--- Start of The records ---

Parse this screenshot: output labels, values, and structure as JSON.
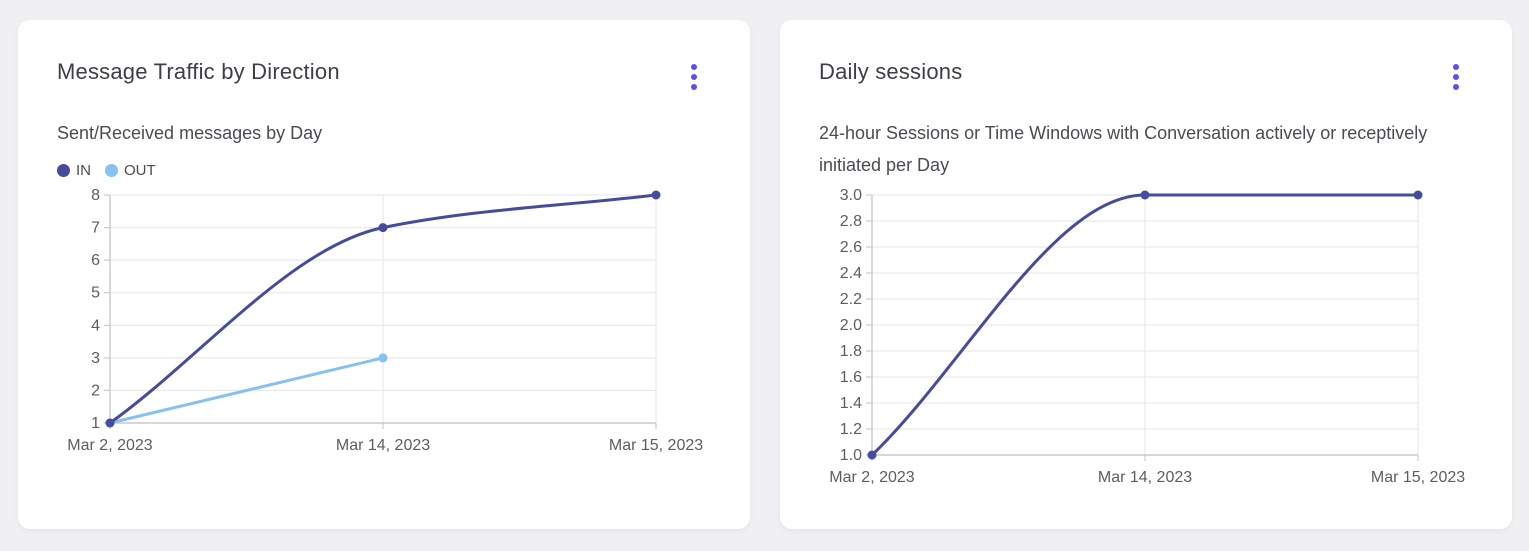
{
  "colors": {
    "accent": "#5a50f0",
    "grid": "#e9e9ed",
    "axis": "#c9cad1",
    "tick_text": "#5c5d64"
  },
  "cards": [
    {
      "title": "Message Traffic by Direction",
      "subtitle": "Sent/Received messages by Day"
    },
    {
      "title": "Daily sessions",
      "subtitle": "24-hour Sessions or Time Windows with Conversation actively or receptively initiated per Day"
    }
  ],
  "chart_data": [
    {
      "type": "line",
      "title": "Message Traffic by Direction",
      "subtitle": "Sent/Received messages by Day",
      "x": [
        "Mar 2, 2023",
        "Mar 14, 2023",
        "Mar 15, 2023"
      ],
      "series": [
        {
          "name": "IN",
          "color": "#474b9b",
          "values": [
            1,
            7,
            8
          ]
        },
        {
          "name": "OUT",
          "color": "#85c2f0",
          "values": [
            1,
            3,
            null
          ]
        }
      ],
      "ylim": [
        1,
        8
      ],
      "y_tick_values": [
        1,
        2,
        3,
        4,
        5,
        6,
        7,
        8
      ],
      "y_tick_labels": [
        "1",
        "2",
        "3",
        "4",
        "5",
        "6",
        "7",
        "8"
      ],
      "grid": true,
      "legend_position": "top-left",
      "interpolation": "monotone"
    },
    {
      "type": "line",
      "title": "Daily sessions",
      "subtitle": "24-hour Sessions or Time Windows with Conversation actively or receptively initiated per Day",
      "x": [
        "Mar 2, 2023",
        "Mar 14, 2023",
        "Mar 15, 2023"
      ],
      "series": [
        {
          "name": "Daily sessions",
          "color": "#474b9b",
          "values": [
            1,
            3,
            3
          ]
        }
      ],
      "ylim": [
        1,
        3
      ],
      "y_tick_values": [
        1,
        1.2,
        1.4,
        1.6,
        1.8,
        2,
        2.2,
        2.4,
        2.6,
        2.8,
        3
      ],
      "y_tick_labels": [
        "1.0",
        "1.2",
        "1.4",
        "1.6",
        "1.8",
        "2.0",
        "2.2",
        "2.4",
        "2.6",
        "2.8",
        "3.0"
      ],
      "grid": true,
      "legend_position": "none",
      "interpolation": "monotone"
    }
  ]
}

--- End of The records ---
--- Start of The records ---

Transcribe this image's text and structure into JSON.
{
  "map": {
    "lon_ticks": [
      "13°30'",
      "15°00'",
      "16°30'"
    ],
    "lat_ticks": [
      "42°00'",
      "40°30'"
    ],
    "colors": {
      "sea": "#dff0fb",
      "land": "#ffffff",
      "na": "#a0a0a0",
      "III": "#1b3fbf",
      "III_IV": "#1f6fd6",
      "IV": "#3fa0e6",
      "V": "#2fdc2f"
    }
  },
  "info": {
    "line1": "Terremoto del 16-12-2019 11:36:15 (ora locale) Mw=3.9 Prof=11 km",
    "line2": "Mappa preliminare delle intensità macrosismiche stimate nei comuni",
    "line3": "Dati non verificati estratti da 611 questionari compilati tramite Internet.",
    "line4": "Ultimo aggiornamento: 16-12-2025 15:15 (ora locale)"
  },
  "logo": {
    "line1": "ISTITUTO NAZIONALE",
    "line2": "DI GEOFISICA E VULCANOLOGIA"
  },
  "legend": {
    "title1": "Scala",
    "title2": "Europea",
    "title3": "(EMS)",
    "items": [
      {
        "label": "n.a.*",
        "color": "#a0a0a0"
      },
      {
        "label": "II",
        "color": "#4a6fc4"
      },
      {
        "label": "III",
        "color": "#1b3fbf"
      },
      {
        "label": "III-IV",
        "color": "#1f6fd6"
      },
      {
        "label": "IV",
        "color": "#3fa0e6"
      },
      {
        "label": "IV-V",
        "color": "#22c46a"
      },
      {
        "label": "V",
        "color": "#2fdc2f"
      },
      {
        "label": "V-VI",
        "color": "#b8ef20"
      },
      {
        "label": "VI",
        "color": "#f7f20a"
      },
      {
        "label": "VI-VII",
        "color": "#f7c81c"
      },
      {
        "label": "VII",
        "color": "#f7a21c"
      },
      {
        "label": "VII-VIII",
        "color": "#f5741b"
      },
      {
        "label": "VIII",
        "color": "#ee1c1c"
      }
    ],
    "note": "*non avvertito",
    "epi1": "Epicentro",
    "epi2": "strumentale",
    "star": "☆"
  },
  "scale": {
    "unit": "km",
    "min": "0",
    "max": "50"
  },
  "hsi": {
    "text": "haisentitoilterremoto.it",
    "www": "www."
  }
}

--- End of The records ---

- _Aim of the exercise_
Scan the material line by line and report each one that contains "initiated".

- _Correct answer_
      "subtitle": "24-hour Sessions or Time Windows with Conversation actively or receptively initiated per Day"
      "subtitle": "24-hour Sessions or Time Windows with Conversation actively or receptively initiated per Day",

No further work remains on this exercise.